## Begin Exercise inputs
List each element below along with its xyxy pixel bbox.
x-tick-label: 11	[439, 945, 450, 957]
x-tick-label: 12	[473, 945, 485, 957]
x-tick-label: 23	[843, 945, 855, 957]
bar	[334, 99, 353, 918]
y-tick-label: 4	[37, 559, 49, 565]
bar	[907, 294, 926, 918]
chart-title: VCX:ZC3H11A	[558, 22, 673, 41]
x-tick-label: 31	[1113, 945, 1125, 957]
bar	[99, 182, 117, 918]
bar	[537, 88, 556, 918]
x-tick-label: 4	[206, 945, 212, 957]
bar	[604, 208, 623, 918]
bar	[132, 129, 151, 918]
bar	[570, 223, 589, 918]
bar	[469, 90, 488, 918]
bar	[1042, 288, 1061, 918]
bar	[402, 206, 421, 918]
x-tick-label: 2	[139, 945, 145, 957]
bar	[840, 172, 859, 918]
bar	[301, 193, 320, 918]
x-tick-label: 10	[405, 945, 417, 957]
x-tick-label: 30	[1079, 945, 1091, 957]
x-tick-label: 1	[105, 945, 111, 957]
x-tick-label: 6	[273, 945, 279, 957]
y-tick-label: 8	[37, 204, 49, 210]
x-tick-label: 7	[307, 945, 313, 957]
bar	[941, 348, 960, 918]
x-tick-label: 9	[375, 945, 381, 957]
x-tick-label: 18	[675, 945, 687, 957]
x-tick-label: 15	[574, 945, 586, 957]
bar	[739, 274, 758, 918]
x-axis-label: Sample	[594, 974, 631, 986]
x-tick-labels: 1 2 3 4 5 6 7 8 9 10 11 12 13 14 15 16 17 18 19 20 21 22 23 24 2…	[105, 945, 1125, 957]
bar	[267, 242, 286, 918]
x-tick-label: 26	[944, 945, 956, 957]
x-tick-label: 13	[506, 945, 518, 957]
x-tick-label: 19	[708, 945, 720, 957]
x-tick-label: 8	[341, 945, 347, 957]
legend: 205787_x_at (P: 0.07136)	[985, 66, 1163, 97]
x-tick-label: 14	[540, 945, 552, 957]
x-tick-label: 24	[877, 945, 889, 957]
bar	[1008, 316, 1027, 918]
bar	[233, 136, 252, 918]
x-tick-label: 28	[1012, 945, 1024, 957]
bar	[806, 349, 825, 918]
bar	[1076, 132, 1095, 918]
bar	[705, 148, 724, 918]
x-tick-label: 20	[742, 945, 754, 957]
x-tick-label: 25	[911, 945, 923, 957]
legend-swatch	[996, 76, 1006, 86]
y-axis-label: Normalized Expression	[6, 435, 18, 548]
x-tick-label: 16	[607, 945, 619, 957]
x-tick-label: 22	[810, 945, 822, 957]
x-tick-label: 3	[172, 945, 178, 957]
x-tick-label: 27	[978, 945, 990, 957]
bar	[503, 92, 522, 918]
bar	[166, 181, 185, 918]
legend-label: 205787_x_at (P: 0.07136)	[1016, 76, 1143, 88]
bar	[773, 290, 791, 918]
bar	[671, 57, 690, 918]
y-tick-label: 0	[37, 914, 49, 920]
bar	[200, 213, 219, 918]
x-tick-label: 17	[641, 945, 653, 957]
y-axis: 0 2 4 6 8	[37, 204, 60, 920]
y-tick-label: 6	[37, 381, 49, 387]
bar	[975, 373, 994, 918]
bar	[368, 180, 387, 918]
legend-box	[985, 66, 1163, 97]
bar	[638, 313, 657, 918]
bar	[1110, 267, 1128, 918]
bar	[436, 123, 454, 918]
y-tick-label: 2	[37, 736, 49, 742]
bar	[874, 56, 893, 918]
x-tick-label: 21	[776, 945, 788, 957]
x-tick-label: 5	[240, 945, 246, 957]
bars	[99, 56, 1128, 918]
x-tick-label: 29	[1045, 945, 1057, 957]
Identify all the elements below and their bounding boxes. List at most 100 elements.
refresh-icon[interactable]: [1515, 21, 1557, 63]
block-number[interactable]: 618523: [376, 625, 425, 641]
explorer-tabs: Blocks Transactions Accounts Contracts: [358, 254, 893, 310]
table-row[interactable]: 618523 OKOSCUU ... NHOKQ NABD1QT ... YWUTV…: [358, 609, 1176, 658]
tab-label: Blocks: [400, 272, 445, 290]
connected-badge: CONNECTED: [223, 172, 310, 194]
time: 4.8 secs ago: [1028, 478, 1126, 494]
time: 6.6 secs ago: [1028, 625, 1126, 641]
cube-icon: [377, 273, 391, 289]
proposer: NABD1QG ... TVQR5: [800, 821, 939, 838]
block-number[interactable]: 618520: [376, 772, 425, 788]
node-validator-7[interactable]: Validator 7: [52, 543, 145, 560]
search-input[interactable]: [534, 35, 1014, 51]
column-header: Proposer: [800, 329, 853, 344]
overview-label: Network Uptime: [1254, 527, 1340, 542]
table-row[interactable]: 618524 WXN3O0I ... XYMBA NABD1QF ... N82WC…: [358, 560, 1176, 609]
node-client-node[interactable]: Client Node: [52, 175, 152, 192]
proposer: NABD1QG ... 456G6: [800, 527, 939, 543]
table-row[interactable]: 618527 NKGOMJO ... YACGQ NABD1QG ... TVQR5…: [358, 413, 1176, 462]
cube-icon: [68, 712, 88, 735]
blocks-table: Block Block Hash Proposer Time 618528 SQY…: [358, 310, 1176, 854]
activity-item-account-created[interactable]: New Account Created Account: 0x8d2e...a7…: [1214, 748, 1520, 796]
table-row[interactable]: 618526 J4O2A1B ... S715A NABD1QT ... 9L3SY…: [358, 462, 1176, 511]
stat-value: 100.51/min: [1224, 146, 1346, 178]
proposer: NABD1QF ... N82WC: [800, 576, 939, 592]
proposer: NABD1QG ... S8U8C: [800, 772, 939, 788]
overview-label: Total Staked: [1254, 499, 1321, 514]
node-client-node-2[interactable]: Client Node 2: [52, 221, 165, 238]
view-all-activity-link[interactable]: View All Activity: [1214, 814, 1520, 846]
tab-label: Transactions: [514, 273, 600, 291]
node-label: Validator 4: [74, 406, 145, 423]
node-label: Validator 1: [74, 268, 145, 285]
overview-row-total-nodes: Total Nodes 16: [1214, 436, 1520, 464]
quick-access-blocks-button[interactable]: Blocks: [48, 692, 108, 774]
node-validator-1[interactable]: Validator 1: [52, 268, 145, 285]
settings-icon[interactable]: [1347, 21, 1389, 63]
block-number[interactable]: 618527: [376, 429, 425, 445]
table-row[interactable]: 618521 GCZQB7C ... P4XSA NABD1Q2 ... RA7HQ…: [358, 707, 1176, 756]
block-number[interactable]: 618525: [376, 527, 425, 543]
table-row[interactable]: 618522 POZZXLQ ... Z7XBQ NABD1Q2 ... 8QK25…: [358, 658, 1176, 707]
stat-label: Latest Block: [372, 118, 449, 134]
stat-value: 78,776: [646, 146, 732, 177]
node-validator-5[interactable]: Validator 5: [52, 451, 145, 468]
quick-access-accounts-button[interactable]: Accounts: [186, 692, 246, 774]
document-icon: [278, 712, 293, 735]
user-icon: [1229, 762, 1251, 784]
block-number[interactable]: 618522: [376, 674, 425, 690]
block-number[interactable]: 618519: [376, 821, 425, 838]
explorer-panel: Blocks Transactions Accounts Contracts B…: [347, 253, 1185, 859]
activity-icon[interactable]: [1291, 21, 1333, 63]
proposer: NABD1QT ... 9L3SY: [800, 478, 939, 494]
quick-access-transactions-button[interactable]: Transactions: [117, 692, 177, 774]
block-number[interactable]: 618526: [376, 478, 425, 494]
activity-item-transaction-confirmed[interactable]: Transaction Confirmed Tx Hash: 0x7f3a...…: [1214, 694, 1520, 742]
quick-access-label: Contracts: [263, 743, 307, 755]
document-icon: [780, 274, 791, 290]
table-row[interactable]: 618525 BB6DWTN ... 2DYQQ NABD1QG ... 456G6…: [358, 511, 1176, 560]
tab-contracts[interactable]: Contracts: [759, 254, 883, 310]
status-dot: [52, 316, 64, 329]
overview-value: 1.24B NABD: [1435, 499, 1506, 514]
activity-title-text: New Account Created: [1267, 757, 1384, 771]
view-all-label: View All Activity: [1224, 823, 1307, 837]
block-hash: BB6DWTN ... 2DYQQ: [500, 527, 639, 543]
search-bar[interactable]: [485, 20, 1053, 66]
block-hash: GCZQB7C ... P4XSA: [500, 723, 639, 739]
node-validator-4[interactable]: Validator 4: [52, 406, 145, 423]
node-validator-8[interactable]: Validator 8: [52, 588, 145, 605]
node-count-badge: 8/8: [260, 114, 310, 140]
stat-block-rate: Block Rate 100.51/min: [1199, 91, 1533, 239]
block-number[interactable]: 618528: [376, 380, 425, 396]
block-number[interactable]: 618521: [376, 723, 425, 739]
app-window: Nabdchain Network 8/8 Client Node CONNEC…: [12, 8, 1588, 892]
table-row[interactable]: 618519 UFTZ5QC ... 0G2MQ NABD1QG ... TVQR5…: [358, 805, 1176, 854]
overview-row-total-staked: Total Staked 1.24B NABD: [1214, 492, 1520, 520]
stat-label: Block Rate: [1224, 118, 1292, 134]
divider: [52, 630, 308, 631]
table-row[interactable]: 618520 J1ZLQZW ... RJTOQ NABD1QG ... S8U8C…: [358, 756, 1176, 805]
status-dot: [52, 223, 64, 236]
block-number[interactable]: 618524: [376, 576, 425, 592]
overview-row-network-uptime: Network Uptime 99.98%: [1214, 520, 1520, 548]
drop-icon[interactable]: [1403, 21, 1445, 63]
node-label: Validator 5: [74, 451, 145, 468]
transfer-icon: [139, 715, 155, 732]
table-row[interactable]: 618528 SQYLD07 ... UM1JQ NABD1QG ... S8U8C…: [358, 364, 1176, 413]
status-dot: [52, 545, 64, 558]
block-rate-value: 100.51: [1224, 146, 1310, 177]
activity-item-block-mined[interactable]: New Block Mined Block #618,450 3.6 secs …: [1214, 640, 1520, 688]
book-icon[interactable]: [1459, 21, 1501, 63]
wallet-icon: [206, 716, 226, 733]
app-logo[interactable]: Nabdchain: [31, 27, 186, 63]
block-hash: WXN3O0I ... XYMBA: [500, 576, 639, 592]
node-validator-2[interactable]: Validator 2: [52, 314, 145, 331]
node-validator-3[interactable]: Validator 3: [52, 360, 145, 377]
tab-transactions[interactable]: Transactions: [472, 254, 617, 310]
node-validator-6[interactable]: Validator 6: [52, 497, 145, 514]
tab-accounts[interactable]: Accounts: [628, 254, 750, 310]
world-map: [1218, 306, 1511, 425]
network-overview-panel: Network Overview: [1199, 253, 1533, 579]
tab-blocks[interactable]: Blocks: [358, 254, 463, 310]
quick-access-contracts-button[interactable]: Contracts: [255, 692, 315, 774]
## End Exercise inputs
### Given task
Rewrite everything from the start of the material down to the line containing "974, 631, 986]", both ends included, as a JSON list of strings with one string per line and blank lines left out.

### Expected output
[
  "List each element below along with its xyxy pixel bbox.",
  "x-tick-label: 11\t[439, 945, 450, 957]",
  "x-tick-label: 12\t[473, 945, 485, 957]",
  "x-tick-label: 23\t[843, 945, 855, 957]",
  "bar\t[334, 99, 353, 918]",
  "y-tick-label: 4\t[37, 559, 49, 565]",
  "bar\t[907, 294, 926, 918]",
  "chart-title: VCX:ZC3H11A\t[558, 22, 673, 41]",
  "x-tick-label: 31\t[1113, 945, 1125, 957]",
  "bar\t[99, 182, 117, 918]",
  "bar\t[537, 88, 556, 918]",
  "x-tick-label: 4\t[206, 945, 212, 957]",
  "bar\t[604, 208, 623, 918]",
  "bar\t[132, 129, 151, 918]",
  "bar\t[570, 223, 589, 918]",
  "bar\t[469, 90, 488, 918]",
  "bar\t[1042, 288, 1061, 918]",
  "bar\t[402, 206, 421, 918]",
  "x-tick-label: 2\t[139, 945, 145, 957]",
  "bar\t[840, 172, 859, 918]",
  "bar\t[301, 193, 320, 918]",
  "x-tick-label: 10\t[405, 945, 417, 957]",
  "x-tick-label: 30\t[1079, 945, 1091, 957]",
  "x-tick-label: 1\t[105, 945, 111, 957]",
  "x-tick-label: 6\t[273, 945, 279, 957]",
  "y-tick-label: 8\t[37, 204, 49, 210]",
  "x-tick-label: 7\t[307, 945, 313, 957]",
  "bar\t[941, 348, 960, 918]",
  "x-tick-label: 9\t[375, 945, 381, 957]",
  "x-tick-label: 18\t[675, 945, 687, 957]",
  "x-tick-label: 15\t[574, 945, 586, 957]",
  "bar\t[739, 274, 758, 918]",
  "x-axis-label: Sample\t[594, 974, 631, 986]"
]